# Exercise requirements
Sift the listing for lines that hold the string "votre" and pull them out.

# Available records
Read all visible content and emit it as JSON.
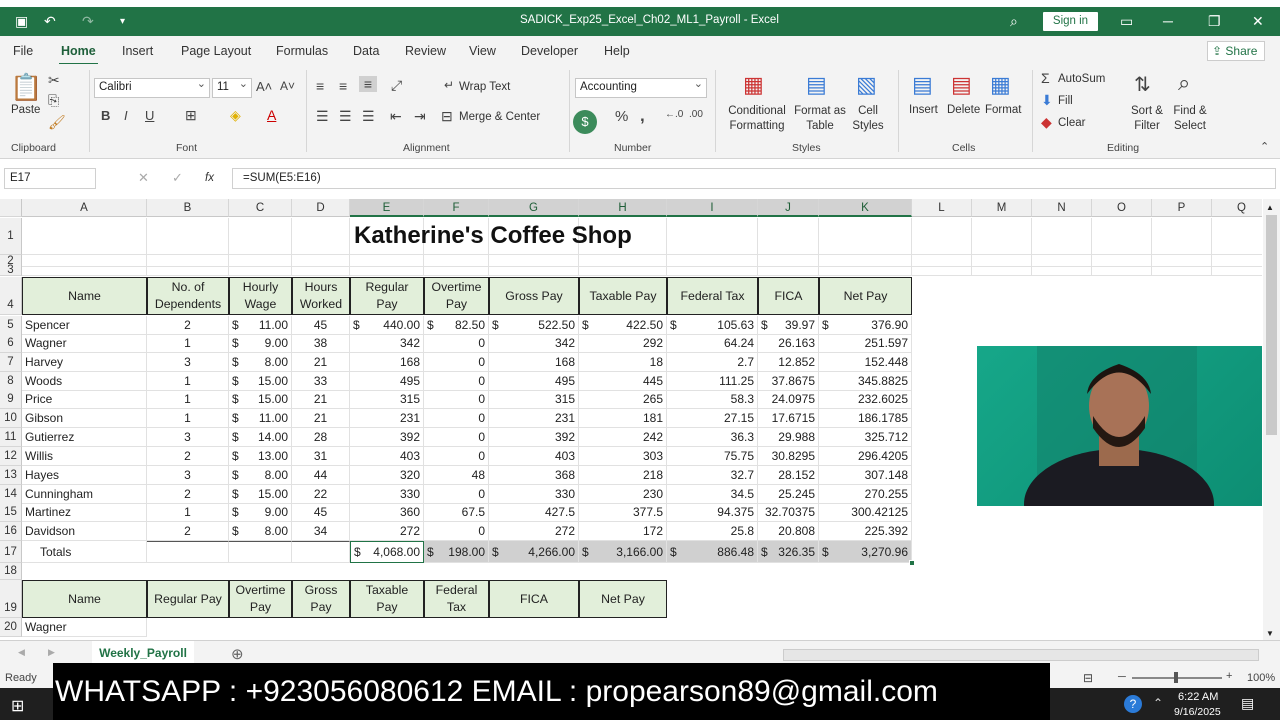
{
  "window": {
    "title": "SADICK_Exp25_Excel_Ch02_ML1_Payroll - Excel",
    "sign_in": "Sign in"
  },
  "menu": {
    "tabs": [
      "File",
      "Home",
      "Insert",
      "Page Layout",
      "Formulas",
      "Data",
      "Review",
      "View",
      "Developer",
      "Help"
    ],
    "share": "Share"
  },
  "ribbon": {
    "clipboard": {
      "paste": "Paste",
      "label": "Clipboard"
    },
    "font": {
      "name": "Calibri",
      "size": "11",
      "label": "Font"
    },
    "alignment": {
      "wrap": "Wrap Text",
      "merge": "Merge & Center",
      "label": "Alignment"
    },
    "number": {
      "format": "Accounting",
      "percent": "%",
      "comma": ",",
      "label": "Number"
    },
    "styles": {
      "cond": "Conditional Formatting",
      "table": "Format as Table",
      "cell": "Cell Styles",
      "label": "Styles"
    },
    "cells": {
      "insert": "Insert",
      "delete": "Delete",
      "format": "Format",
      "label": "Cells"
    },
    "editing": {
      "autosum": "AutoSum",
      "fill": "Fill",
      "clear": "Clear",
      "sort": "Sort & Filter",
      "find": "Find & Select",
      "label": "Editing"
    }
  },
  "formula_bar": {
    "name_box": "E17",
    "fx": "fx",
    "formula": "=SUM(E5:E16)"
  },
  "columns": [
    "A",
    "B",
    "C",
    "D",
    "E",
    "F",
    "G",
    "H",
    "I",
    "J",
    "K",
    "L",
    "M",
    "N",
    "O",
    "P",
    "Q"
  ],
  "rows": [
    "1",
    "2",
    "3",
    "4",
    "5",
    "6",
    "7",
    "8",
    "9",
    "10",
    "11",
    "12",
    "13",
    "14",
    "15",
    "16",
    "17",
    "18",
    "19",
    "20"
  ],
  "sheet_title": "Katherine's Coffee Shop",
  "headers": [
    "Name",
    "No. of Dependents",
    "Hourly Wage",
    "Hours Worked",
    "Regular Pay",
    "Overtime Pay",
    "Gross Pay",
    "Taxable Pay",
    "Federal Tax",
    "FICA",
    "Net Pay"
  ],
  "employees": [
    [
      "Spencer",
      "2",
      "11.00",
      "45",
      "440.00",
      "82.50",
      "522.50",
      "422.50",
      "105.63",
      "39.97",
      "376.90"
    ],
    [
      "Wagner",
      "1",
      "9.00",
      "38",
      "342",
      "0",
      "342",
      "292",
      "64.24",
      "26.163",
      "251.597"
    ],
    [
      "Harvey",
      "3",
      "8.00",
      "21",
      "168",
      "0",
      "168",
      "18",
      "2.7",
      "12.852",
      "152.448"
    ],
    [
      "Woods",
      "1",
      "15.00",
      "33",
      "495",
      "0",
      "495",
      "445",
      "111.25",
      "37.8675",
      "345.8825"
    ],
    [
      "Price",
      "1",
      "15.00",
      "21",
      "315",
      "0",
      "315",
      "265",
      "58.3",
      "24.0975",
      "232.6025"
    ],
    [
      "Gibson",
      "1",
      "11.00",
      "21",
      "231",
      "0",
      "231",
      "181",
      "27.15",
      "17.6715",
      "186.1785"
    ],
    [
      "Gutierrez",
      "3",
      "14.00",
      "28",
      "392",
      "0",
      "392",
      "242",
      "36.3",
      "29.988",
      "325.712"
    ],
    [
      "Willis",
      "2",
      "13.00",
      "31",
      "403",
      "0",
      "403",
      "303",
      "75.75",
      "30.8295",
      "296.4205"
    ],
    [
      "Hayes",
      "3",
      "8.00",
      "44",
      "320",
      "48",
      "368",
      "218",
      "32.7",
      "28.152",
      "307.148"
    ],
    [
      "Cunningham",
      "2",
      "15.00",
      "22",
      "330",
      "0",
      "330",
      "230",
      "34.5",
      "25.245",
      "270.255"
    ],
    [
      "Martinez",
      "1",
      "9.00",
      "45",
      "360",
      "67.5",
      "427.5",
      "377.5",
      "94.375",
      "32.70375",
      "300.42125"
    ],
    [
      "Davidson",
      "2",
      "8.00",
      "34",
      "272",
      "0",
      "272",
      "172",
      "25.8",
      "20.808",
      "225.392"
    ]
  ],
  "totals": {
    "label": "Totals",
    "values": [
      "4,068.00",
      "198.00",
      "4,266.00",
      "3,166.00",
      "886.48",
      "326.35",
      "3,270.96"
    ]
  },
  "currency": "$",
  "lookup_headers": [
    "Name",
    "Regular Pay",
    "Overtime Pay",
    "Gross Pay",
    "Taxable Pay",
    "Federal Tax",
    "FICA",
    "Net Pay"
  ],
  "lookup_name": "Wagner",
  "sheet_tab": "Weekly_Payroll",
  "status": {
    "ready": "Ready",
    "zoom": "100%"
  },
  "taskbar": {
    "time": "6:22 AM",
    "date": "9/16/2025"
  },
  "banner": "WHATSAPP : +923056080612 EMAIL : propearson89@gmail.com",
  "colors": {
    "excel_green": "#217346",
    "header_fill": "#e2efda",
    "total_fill": "#d0d0d0"
  }
}
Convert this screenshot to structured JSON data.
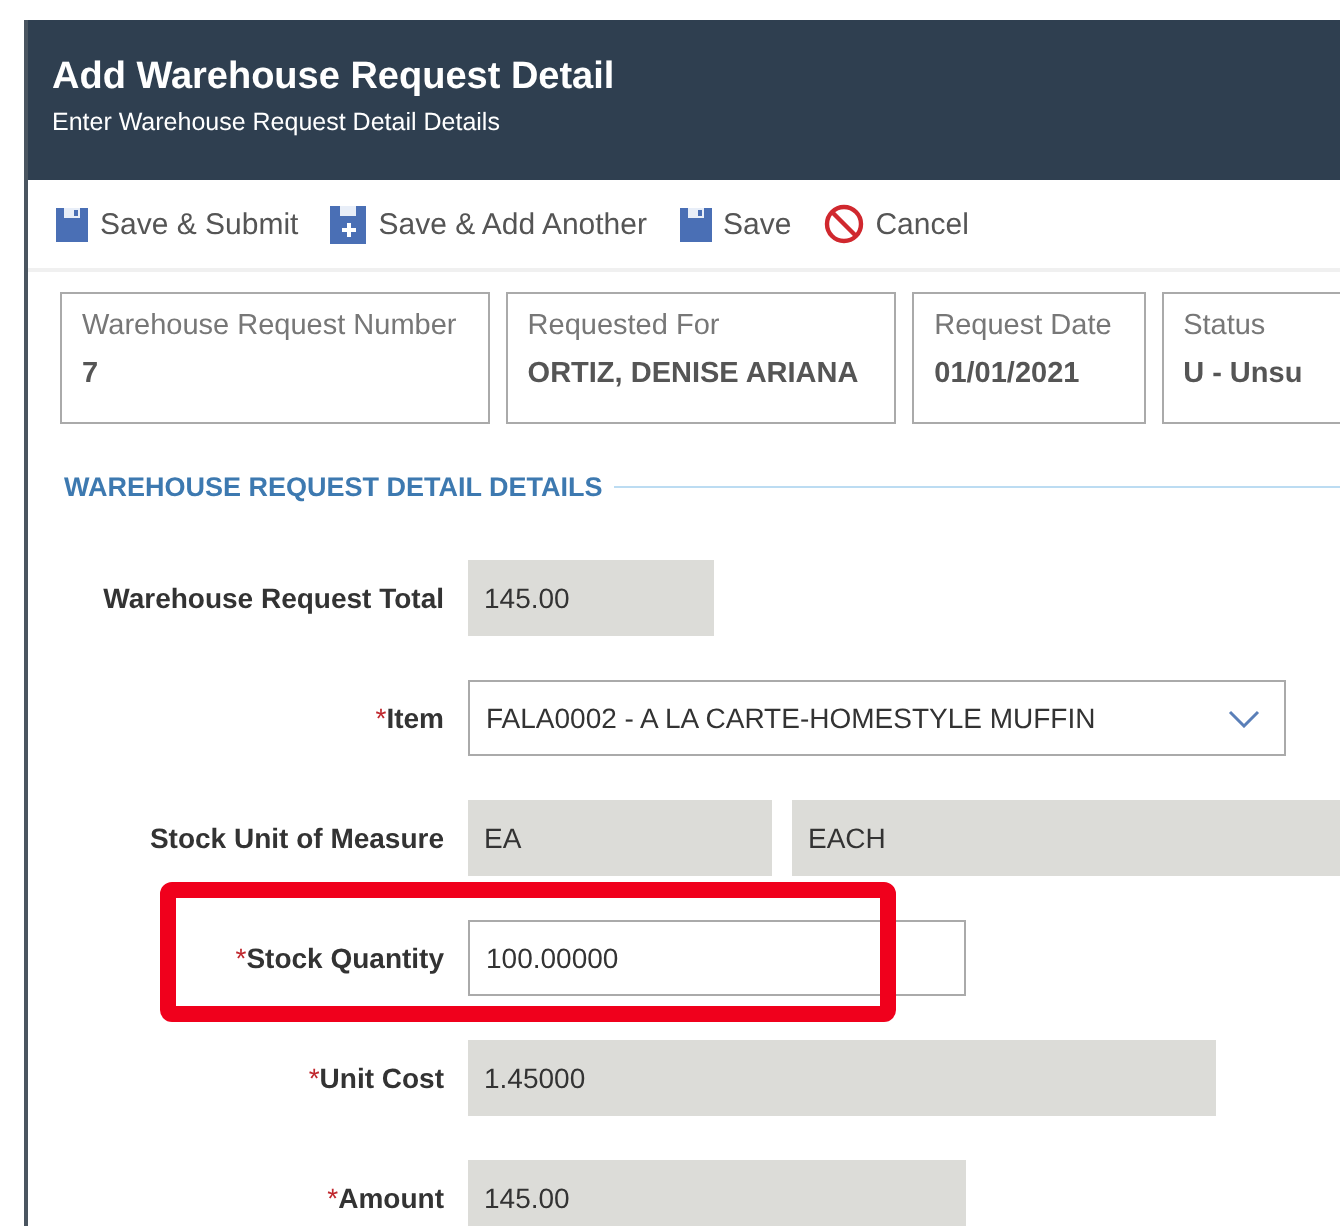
{
  "dialog": {
    "title": "Add Warehouse Request Detail",
    "subtitle": "Enter Warehouse Request Detail Details"
  },
  "toolbar": [
    {
      "label": "Save & Submit",
      "kind": "save"
    },
    {
      "label": "Save & Add Another",
      "kind": "save-add"
    },
    {
      "label": "Save",
      "kind": "save"
    },
    {
      "label": "Cancel",
      "kind": "cancel"
    }
  ],
  "summary": [
    {
      "label": "Warehouse Request Number",
      "value": "7"
    },
    {
      "label": "Requested For",
      "value": "ORTIZ, DENISE ARIANA"
    },
    {
      "label": "Request Date",
      "value": "01/01/2021"
    },
    {
      "label": "Status",
      "value": "U - Unsu"
    }
  ],
  "section": {
    "title": "WAREHOUSE REQUEST DETAIL DETAILS"
  },
  "fields": [
    {
      "label": "Warehouse Request Total",
      "highlighted": false,
      "inputs": [
        {
          "kind": "readonly",
          "value": "145.00"
        }
      ]
    },
    {
      "required_mark": "*",
      "label": "Item",
      "highlighted": false,
      "inputs": [
        {
          "kind": "dropdown",
          "value": "FALA0002 - A LA CARTE-HOMESTYLE MUFFIN"
        }
      ]
    },
    {
      "label": "Stock Unit of Measure",
      "highlighted": false,
      "inputs": [
        {
          "kind": "readonly",
          "value": "EA"
        },
        {
          "kind": "readonly",
          "value": "EACH"
        }
      ]
    },
    {
      "required_mark": "*",
      "label": "Stock Quantity",
      "highlighted": true,
      "inputs": [
        {
          "kind": "input",
          "value": "100.00000"
        }
      ]
    },
    {
      "required_mark": "*",
      "label": "Unit Cost",
      "highlighted": false,
      "inputs": [
        {
          "kind": "readonly",
          "value": "1.45000"
        }
      ]
    },
    {
      "required_mark": "*",
      "label": "Amount",
      "highlighted": false,
      "inputs": [
        {
          "kind": "readonly",
          "value": "145.00"
        }
      ]
    }
  ]
}
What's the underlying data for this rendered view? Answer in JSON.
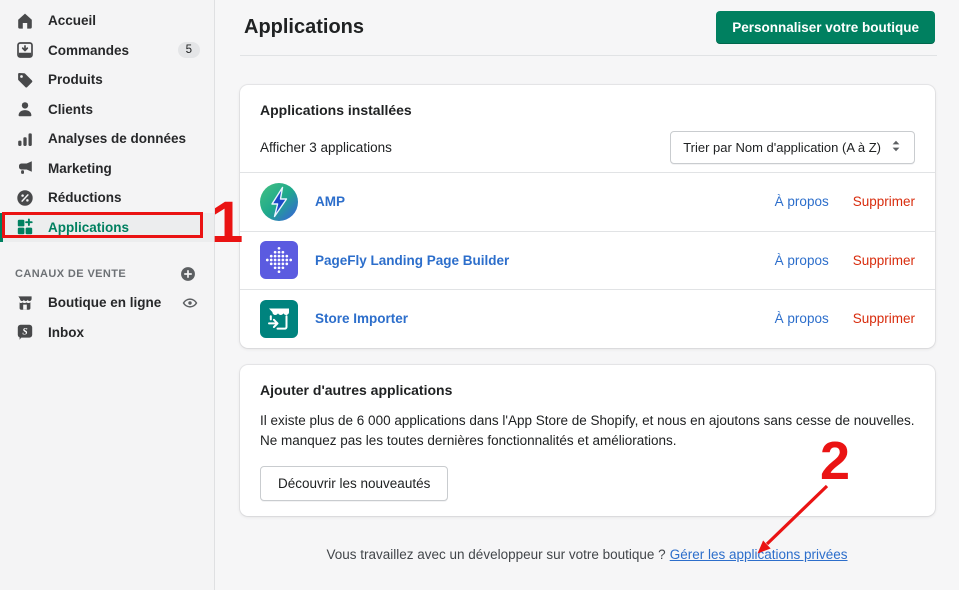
{
  "sidebar": {
    "items": [
      {
        "label": "Accueil"
      },
      {
        "label": "Commandes",
        "badge": "5"
      },
      {
        "label": "Produits"
      },
      {
        "label": "Clients"
      },
      {
        "label": "Analyses de données"
      },
      {
        "label": "Marketing"
      },
      {
        "label": "Réductions"
      },
      {
        "label": "Applications"
      }
    ],
    "section": {
      "title": "CANAUX DE VENTE"
    },
    "channels": [
      {
        "label": "Boutique en ligne"
      },
      {
        "label": "Inbox"
      }
    ]
  },
  "header": {
    "title": "Applications",
    "customize_button": "Personnaliser votre boutique"
  },
  "installed": {
    "title": "Applications installées",
    "count_label": "Afficher 3 applications",
    "sort_label": "Trier par Nom d'application (A à Z)",
    "apps": [
      {
        "name": "AMP",
        "about_label": "À propos",
        "remove_label": "Supprimer"
      },
      {
        "name": "PageFly Landing Page Builder",
        "about_label": "À propos",
        "remove_label": "Supprimer"
      },
      {
        "name": "Store Importer",
        "about_label": "À propos",
        "remove_label": "Supprimer"
      }
    ]
  },
  "discover": {
    "title": "Ajouter d'autres applications",
    "body": "Il existe plus de 6 000 applications dans l'App Store de Shopify, et nous en ajoutons sans cesse de nouvelles. Ne manquez pas les toutes dernières fonctionnalités et améliorations.",
    "button": "Découvrir les nouveautés"
  },
  "footer": {
    "question": "Vous travaillez avec un développeur sur votre boutique ?",
    "link": "Gérer les applications privées"
  },
  "annotations": {
    "step1": "1",
    "step2": "2"
  },
  "colors": {
    "accent_green": "#008060",
    "link_blue": "#2c6ecb",
    "critical_red": "#d82c0d",
    "annotation_red": "#ea1313",
    "pagefly_purple": "#5b5be0",
    "store_importer_teal": "#00837e"
  }
}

# Exercise response
    "customize_button": "Personnaliser votre boutique"
    "question": "Vous travaillez avec un développeur sur votre boutique ?",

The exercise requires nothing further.